→ Given task
Copy the records below exactly, leaving out any pictures.

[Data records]
● ● ●

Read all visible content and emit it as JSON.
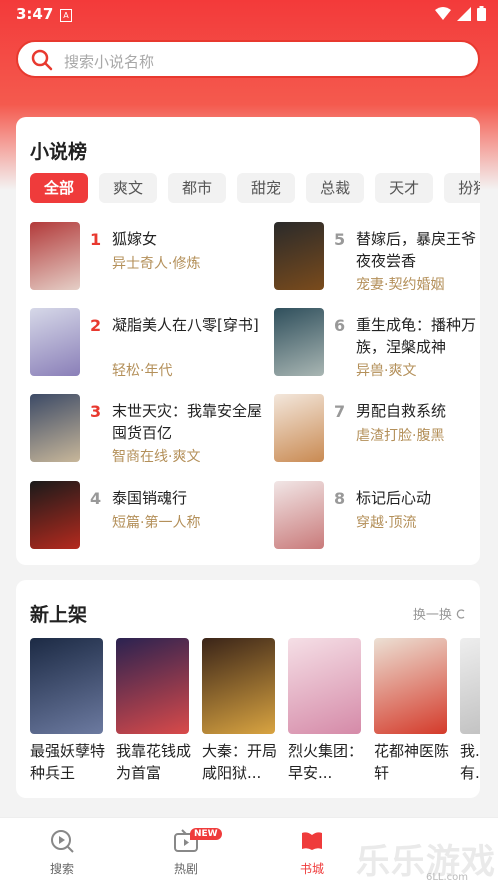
{
  "status": {
    "time": "3:47"
  },
  "search": {
    "placeholder": "搜索小说名称"
  },
  "rank": {
    "title": "小说榜",
    "tabs": [
      "全部",
      "爽文",
      "都市",
      "甜宠",
      "总裁",
      "天才",
      "扮猪吃"
    ],
    "items": [
      {
        "num": "1",
        "name": "狐嫁女",
        "tag": "异士奇人·修炼",
        "color": "#e8392f",
        "cover": [
          "#b23a3a",
          "#e5cfc7"
        ]
      },
      {
        "num": "2",
        "name": "凝脂美人在八零[穿书]",
        "tag": "轻松·年代",
        "color": "#e8392f",
        "cover": [
          "#d6d8e8",
          "#8a7fb8"
        ]
      },
      {
        "num": "3",
        "name": "末世天灾：我靠安全屋囤货百亿",
        "tag": "智商在线·爽文",
        "color": "#e8392f",
        "cover": [
          "#3c4a66",
          "#c8b79a"
        ]
      },
      {
        "num": "4",
        "name": "泰国销魂行",
        "tag": "短篇·第一人称",
        "color": "#999999",
        "cover": [
          "#1a1a1a",
          "#b52a1e"
        ]
      },
      {
        "num": "5",
        "name": "替嫁后，暴戾王爷夜夜尝香",
        "tag": "宠妻·契约婚姻",
        "color": "#999999",
        "cover": [
          "#2a2a2a",
          "#7a4b1c"
        ]
      },
      {
        "num": "6",
        "name": "重生成龟：播种万族，涅槃成神",
        "tag": "异兽·爽文",
        "color": "#999999",
        "cover": [
          "#2f4f5c",
          "#a9b6b3"
        ]
      },
      {
        "num": "7",
        "name": "男配自救系统",
        "tag": "虐渣打脸·腹黑",
        "color": "#999999",
        "cover": [
          "#f3e7dc",
          "#c98a52"
        ]
      },
      {
        "num": "8",
        "name": "标记后心动",
        "tag": "穿越·顶流",
        "color": "#999999",
        "cover": [
          "#f1e6e6",
          "#c97a7a"
        ]
      }
    ]
  },
  "newshelf": {
    "title": "新上架",
    "more": "换一换",
    "books": [
      {
        "title": "最强妖孽特种兵王",
        "cover": [
          "#1c2a44",
          "#6c7aa0"
        ]
      },
      {
        "title": "我靠花钱成为首富",
        "cover": [
          "#2a2250",
          "#d94a4a"
        ]
      },
      {
        "title": "大秦：开局咸阳狱...",
        "cover": [
          "#3a2418",
          "#d9a441"
        ]
      },
      {
        "title": "烈火集团：早安...",
        "cover": [
          "#f5dfe6",
          "#d58aa8"
        ]
      },
      {
        "title": "花都神医陈轩",
        "cover": [
          "#ece0d4",
          "#d43a2a"
        ]
      },
      {
        "title": "我...有...",
        "cover": [
          "#eeeeee",
          "#bbbbbb"
        ]
      }
    ]
  },
  "nav": {
    "search": "搜索",
    "drama": "热剧",
    "badge": "NEW",
    "city": "书城"
  },
  "watermark": {
    "big": "乐乐游戏",
    "small": "6LL.com"
  }
}
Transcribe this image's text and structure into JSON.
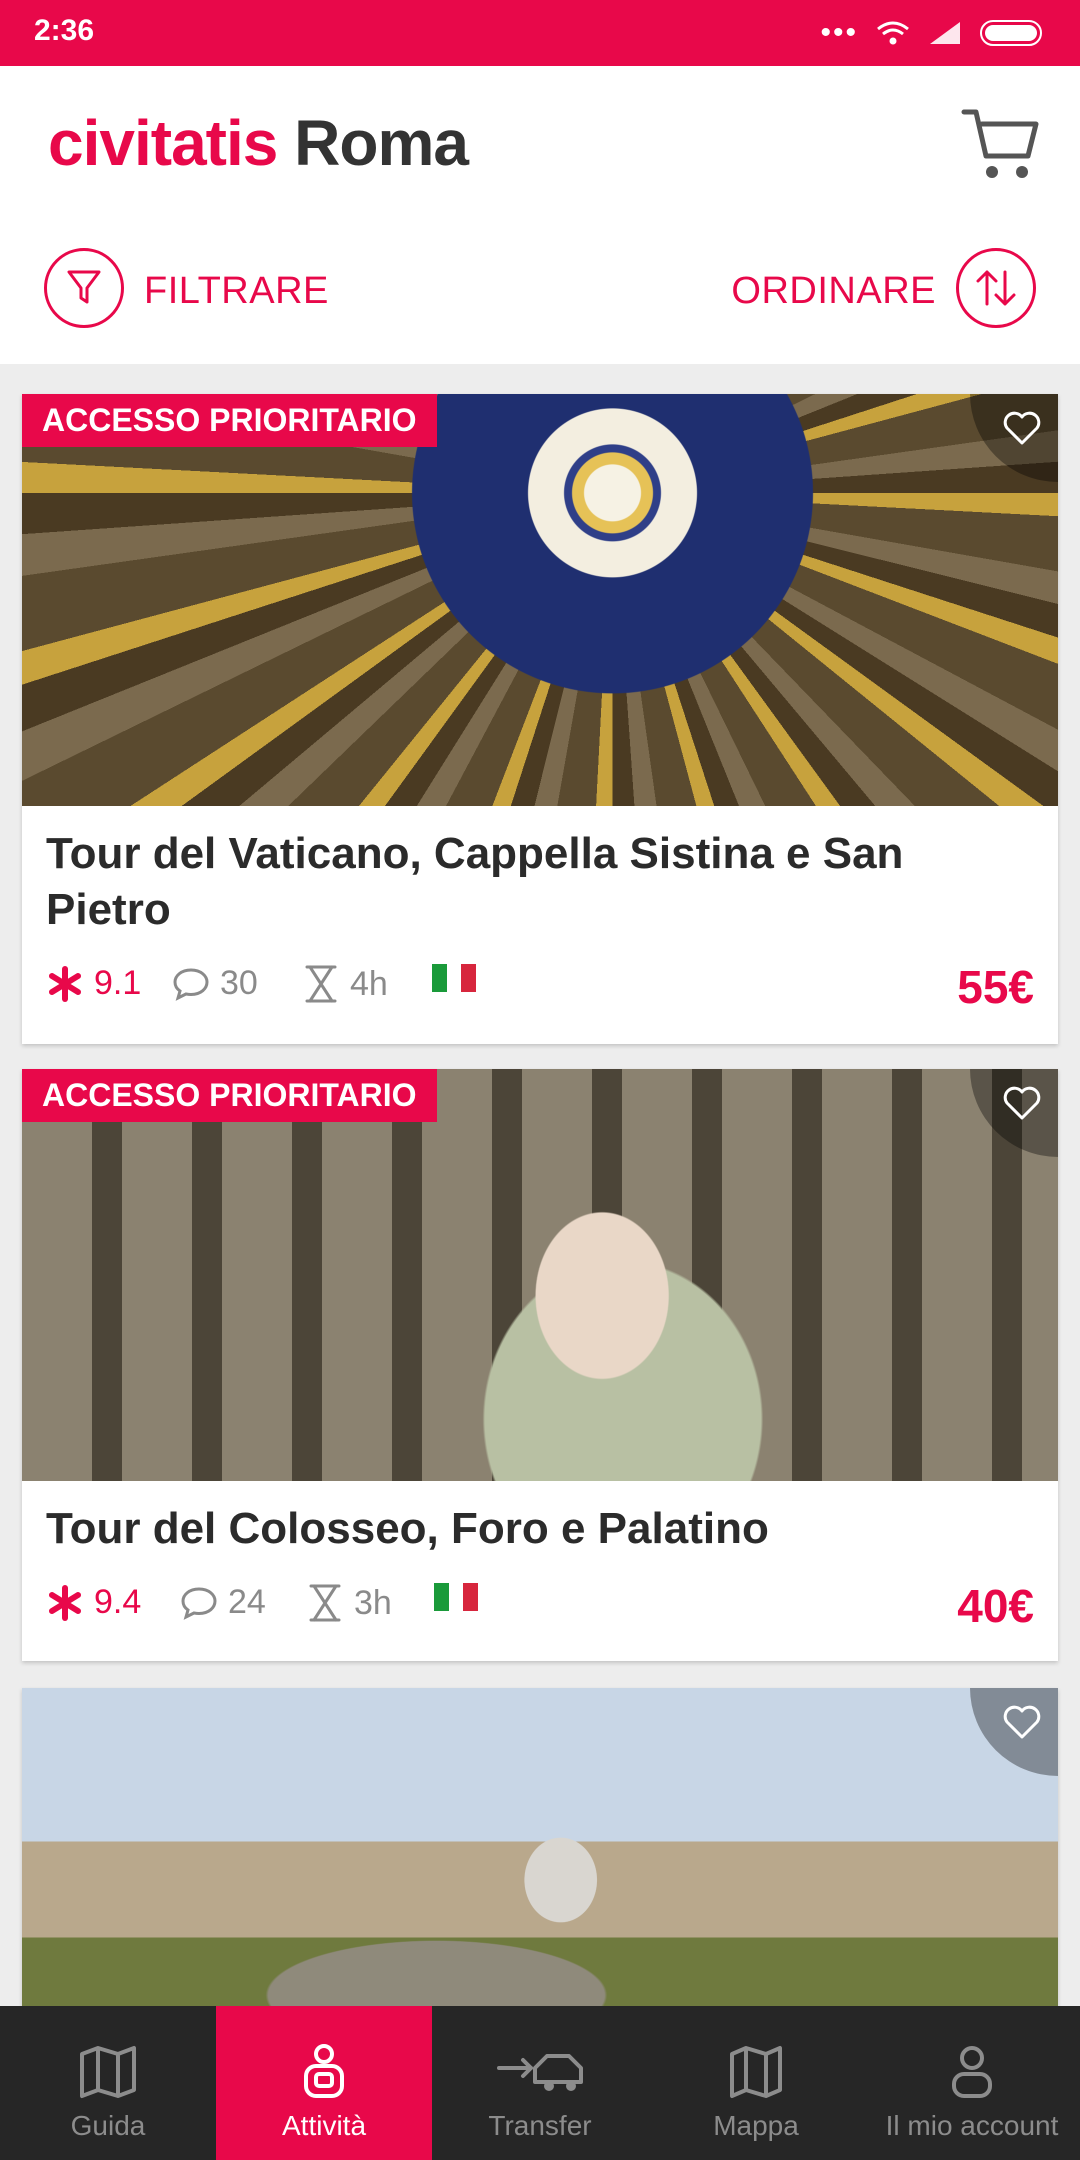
{
  "status_bar": {
    "time": "2:36"
  },
  "header": {
    "brand": "civitatis",
    "city": "Roma"
  },
  "actions": {
    "filter_label": "FILTRARE",
    "sort_label": "ORDINARE"
  },
  "cards": [
    {
      "badge": "ACCESSO PRIORITARIO",
      "title": "Tour del Vaticano, Cappella Sistina e San Pietro",
      "rating": "9.1",
      "reviews": "30",
      "duration": "4h",
      "price": "55€"
    },
    {
      "badge": "ACCESSO PRIORITARIO",
      "title": "Tour del Colosseo, Foro e Palatino",
      "rating": "9.4",
      "reviews": "24",
      "duration": "3h",
      "price": "40€"
    },
    {
      "badge": "",
      "title": "",
      "rating": "",
      "reviews": "",
      "duration": "",
      "price": ""
    }
  ],
  "nav": [
    {
      "label": "Guida",
      "icon": "map-book-icon"
    },
    {
      "label": "Attività",
      "icon": "activities-icon",
      "active": true
    },
    {
      "label": "Transfer",
      "icon": "transfer-icon"
    },
    {
      "label": "Mappa",
      "icon": "map-icon"
    },
    {
      "label": "Il mio account",
      "icon": "account-icon"
    }
  ],
  "colors": {
    "brand": "#e8084a",
    "nav_bg": "#262626"
  }
}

● ● ●

→ Answer to this problem
Read all visible content and emit it as JSON.
{
  "status": {
    "time": "3:47"
  },
  "search": {
    "placeholder": "搜索小说名称"
  },
  "rank": {
    "title": "小说榜",
    "tabs": [
      "全部",
      "爽文",
      "都市",
      "甜宠",
      "总裁",
      "天才",
      "扮猪吃"
    ],
    "items": [
      {
        "num": "1",
        "name": "狐嫁女",
        "tag": "异士奇人·修炼",
        "color": "#e8392f",
        "cover": [
          "#b23a3a",
          "#e5cfc7"
        ]
      },
      {
        "num": "2",
        "name": "凝脂美人在八零[穿书]",
        "tag": "轻松·年代",
        "color": "#e8392f",
        "cover": [
          "#d6d8e8",
          "#8a7fb8"
        ]
      },
      {
        "num": "3",
        "name": "末世天灾：我靠安全屋囤货百亿",
        "tag": "智商在线·爽文",
        "color": "#e8392f",
        "cover": [
          "#3c4a66",
          "#c8b79a"
        ]
      },
      {
        "num": "4",
        "name": "泰国销魂行",
        "tag": "短篇·第一人称",
        "color": "#999999",
        "cover": [
          "#1a1a1a",
          "#b52a1e"
        ]
      },
      {
        "num": "5",
        "name": "替嫁后，暴戾王爷夜夜尝香",
        "tag": "宠妻·契约婚姻",
        "color": "#999999",
        "cover": [
          "#2a2a2a",
          "#7a4b1c"
        ]
      },
      {
        "num": "6",
        "name": "重生成龟：播种万族，涅槃成神",
        "tag": "异兽·爽文",
        "color": "#999999",
        "cover": [
          "#2f4f5c",
          "#a9b6b3"
        ]
      },
      {
        "num": "7",
        "name": "男配自救系统",
        "tag": "虐渣打脸·腹黑",
        "color": "#999999",
        "cover": [
          "#f3e7dc",
          "#c98a52"
        ]
      },
      {
        "num": "8",
        "name": "标记后心动",
        "tag": "穿越·顶流",
        "color": "#999999",
        "cover": [
          "#f1e6e6",
          "#c97a7a"
        ]
      }
    ]
  },
  "newshelf": {
    "title": "新上架",
    "more": "换一换",
    "books": [
      {
        "title": "最强妖孽特种兵王",
        "cover": [
          "#1c2a44",
          "#6c7aa0"
        ]
      },
      {
        "title": "我靠花钱成为首富",
        "cover": [
          "#2a2250",
          "#d94a4a"
        ]
      },
      {
        "title": "大秦：开局咸阳狱...",
        "cover": [
          "#3a2418",
          "#d9a441"
        ]
      },
      {
        "title": "烈火集团：早安...",
        "cover": [
          "#f5dfe6",
          "#d58aa8"
        ]
      },
      {
        "title": "花都神医陈轩",
        "cover": [
          "#ece0d4",
          "#d43a2a"
        ]
      },
      {
        "title": "我...有...",
        "cover": [
          "#eeeeee",
          "#bbbbbb"
        ]
      }
    ]
  },
  "nav": {
    "search": "搜索",
    "drama": "热剧",
    "badge": "NEW",
    "city": "书城"
  },
  "watermark": {
    "big": "乐乐游戏",
    "small": "6LL.com"
  }
}
Transcribe this image's text and structure into JSON.
{
  "status_bar": {
    "time": "2:36"
  },
  "header": {
    "brand": "civitatis",
    "city": "Roma"
  },
  "actions": {
    "filter_label": "FILTRARE",
    "sort_label": "ORDINARE"
  },
  "cards": [
    {
      "badge": "ACCESSO PRIORITARIO",
      "title": "Tour del Vaticano, Cappella Sistina e San Pietro",
      "rating": "9.1",
      "reviews": "30",
      "duration": "4h",
      "price": "55€"
    },
    {
      "badge": "ACCESSO PRIORITARIO",
      "title": "Tour del Colosseo, Foro e Palatino",
      "rating": "9.4",
      "reviews": "24",
      "duration": "3h",
      "price": "40€"
    },
    {
      "badge": "",
      "title": "",
      "rating": "",
      "reviews": "",
      "duration": "",
      "price": ""
    }
  ],
  "nav": [
    {
      "label": "Guida",
      "icon": "map-book-icon"
    },
    {
      "label": "Attività",
      "icon": "activities-icon",
      "active": true
    },
    {
      "label": "Transfer",
      "icon": "transfer-icon"
    },
    {
      "label": "Mappa",
      "icon": "map-icon"
    },
    {
      "label": "Il mio account",
      "icon": "account-icon"
    }
  ],
  "colors": {
    "brand": "#e8084a",
    "nav_bg": "#262626"
  }
}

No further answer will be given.